[Data items]
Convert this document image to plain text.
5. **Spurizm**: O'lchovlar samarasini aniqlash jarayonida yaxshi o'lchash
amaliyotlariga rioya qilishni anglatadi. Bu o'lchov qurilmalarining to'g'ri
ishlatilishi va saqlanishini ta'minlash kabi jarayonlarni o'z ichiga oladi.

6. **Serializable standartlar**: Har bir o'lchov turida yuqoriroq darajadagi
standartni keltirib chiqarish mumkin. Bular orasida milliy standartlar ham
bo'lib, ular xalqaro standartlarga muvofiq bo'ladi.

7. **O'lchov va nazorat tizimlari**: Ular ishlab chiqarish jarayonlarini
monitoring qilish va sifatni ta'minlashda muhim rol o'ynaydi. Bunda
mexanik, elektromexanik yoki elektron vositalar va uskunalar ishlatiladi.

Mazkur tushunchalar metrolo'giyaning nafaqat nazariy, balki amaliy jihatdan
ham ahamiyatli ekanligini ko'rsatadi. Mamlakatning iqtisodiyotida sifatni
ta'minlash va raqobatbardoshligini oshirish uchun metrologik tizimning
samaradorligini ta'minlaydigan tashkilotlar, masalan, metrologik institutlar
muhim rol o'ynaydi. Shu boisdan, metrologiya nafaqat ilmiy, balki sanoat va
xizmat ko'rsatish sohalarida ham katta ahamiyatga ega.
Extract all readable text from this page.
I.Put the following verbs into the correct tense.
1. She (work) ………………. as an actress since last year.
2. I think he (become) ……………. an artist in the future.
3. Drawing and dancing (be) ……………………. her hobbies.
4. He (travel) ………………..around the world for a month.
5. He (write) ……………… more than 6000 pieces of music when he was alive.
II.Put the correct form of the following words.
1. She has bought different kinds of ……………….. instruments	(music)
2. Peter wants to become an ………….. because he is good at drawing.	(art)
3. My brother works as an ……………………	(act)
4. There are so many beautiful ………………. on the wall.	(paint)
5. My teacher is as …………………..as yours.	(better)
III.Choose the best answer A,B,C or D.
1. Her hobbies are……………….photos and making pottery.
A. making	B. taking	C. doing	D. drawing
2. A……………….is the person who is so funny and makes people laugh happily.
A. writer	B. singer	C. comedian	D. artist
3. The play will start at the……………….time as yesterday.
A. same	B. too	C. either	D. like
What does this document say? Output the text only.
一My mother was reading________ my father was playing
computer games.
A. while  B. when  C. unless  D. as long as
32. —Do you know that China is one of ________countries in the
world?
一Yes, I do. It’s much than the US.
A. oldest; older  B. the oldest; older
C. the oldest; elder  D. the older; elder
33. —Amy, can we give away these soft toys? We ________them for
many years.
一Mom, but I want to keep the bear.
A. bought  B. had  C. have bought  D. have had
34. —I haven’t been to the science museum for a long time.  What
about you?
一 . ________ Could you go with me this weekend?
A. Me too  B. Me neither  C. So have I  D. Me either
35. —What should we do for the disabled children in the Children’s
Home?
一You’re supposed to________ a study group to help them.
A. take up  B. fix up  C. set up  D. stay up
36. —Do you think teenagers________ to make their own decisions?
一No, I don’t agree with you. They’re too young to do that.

GOAL –
Starting with the line that contains "What does this", output every line through the end of the listing above, unchanged.

WRITTEN SOLUTION –
What does this document say? Output the text only.
一My mother was reading________ my father was playing
computer games.
A. while  B. when  C. unless  D. as long as
32. —Do you know that China is one of ________countries in the
world?
一Yes, I do. It’s much than the US.
A. oldest; older  B. the oldest; older
C. the oldest; elder  D. the older; elder
33. —Amy, can we give away these soft toys? We ________them for
many years.
一Mom, but I want to keep the bear.
A. bought  B. had  C. have bought  D. have had
34. —I haven’t been to the science museum for a long time.  What
about you?
一 . ________ Could you go with me this weekend?
A. Me too  B. Me neither  C. So have I  D. Me either
35. —What should we do for the disabled children in the Children’s
Home?
一You’re supposed to________ a study group to help them.
A. take up  B. fix up  C. set up  D. stay up
36. —Do you think teenagers________ to make their own decisions?
一No, I don’t agree with you. They’re too young to do that.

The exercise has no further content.